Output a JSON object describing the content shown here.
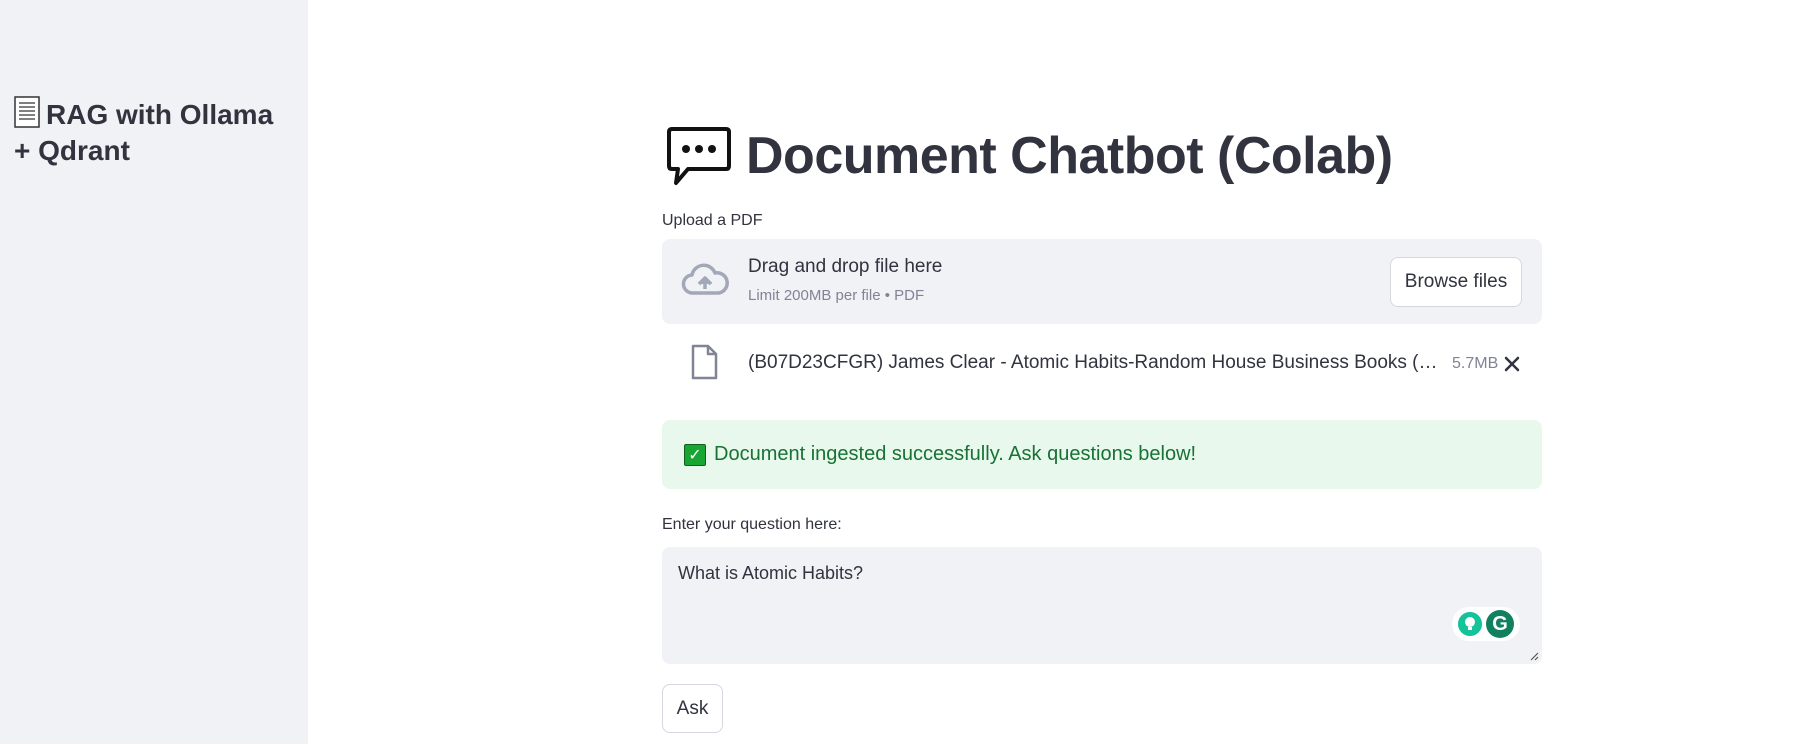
{
  "sidebar": {
    "title": "RAG with Ollama + Qdrant",
    "title_icon": "page-icon"
  },
  "main": {
    "title": "Document Chatbot (Colab)",
    "title_icon": "speech-bubble-icon",
    "uploader": {
      "label": "Upload a PDF",
      "drop_text": "Drag and drop file here",
      "limit_text": "Limit 200MB per file • PDF",
      "browse_label": "Browse files",
      "file": {
        "name": "(B07D23CFGR) James Clear - Atomic Habits-Random House Business Books (2018…",
        "size": "5.7MB"
      }
    },
    "success_message": "Document ingested successfully. Ask questions below!",
    "question": {
      "label": "Enter your question here:",
      "value": "What is Atomic Habits?"
    },
    "ask_label": "Ask"
  },
  "colors": {
    "sidebar_bg": "#f0f2f6",
    "text": "#31333f",
    "muted": "#808495",
    "success_bg": "#e8f8ed",
    "success_text": "#177233"
  }
}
__________________________________________________
## Objective
Leave out the pictures and copy everything else in the records word for word.

## Task solution
Output a JSON object describing the content shown here.
{
  "sidebar": {
    "title": "RAG with Ollama + Qdrant",
    "title_icon": "page-icon"
  },
  "main": {
    "title": "Document Chatbot (Colab)",
    "title_icon": "speech-bubble-icon",
    "uploader": {
      "label": "Upload a PDF",
      "drop_text": "Drag and drop file here",
      "limit_text": "Limit 200MB per file • PDF",
      "browse_label": "Browse files",
      "file": {
        "name": "(B07D23CFGR) James Clear - Atomic Habits-Random House Business Books (2018…",
        "size": "5.7MB"
      }
    },
    "success_message": "Document ingested successfully. Ask questions below!",
    "question": {
      "label": "Enter your question here:",
      "value": "What is Atomic Habits?"
    },
    "ask_label": "Ask"
  },
  "colors": {
    "sidebar_bg": "#f0f2f6",
    "text": "#31333f",
    "muted": "#808495",
    "success_bg": "#e8f8ed",
    "success_text": "#177233"
  }
}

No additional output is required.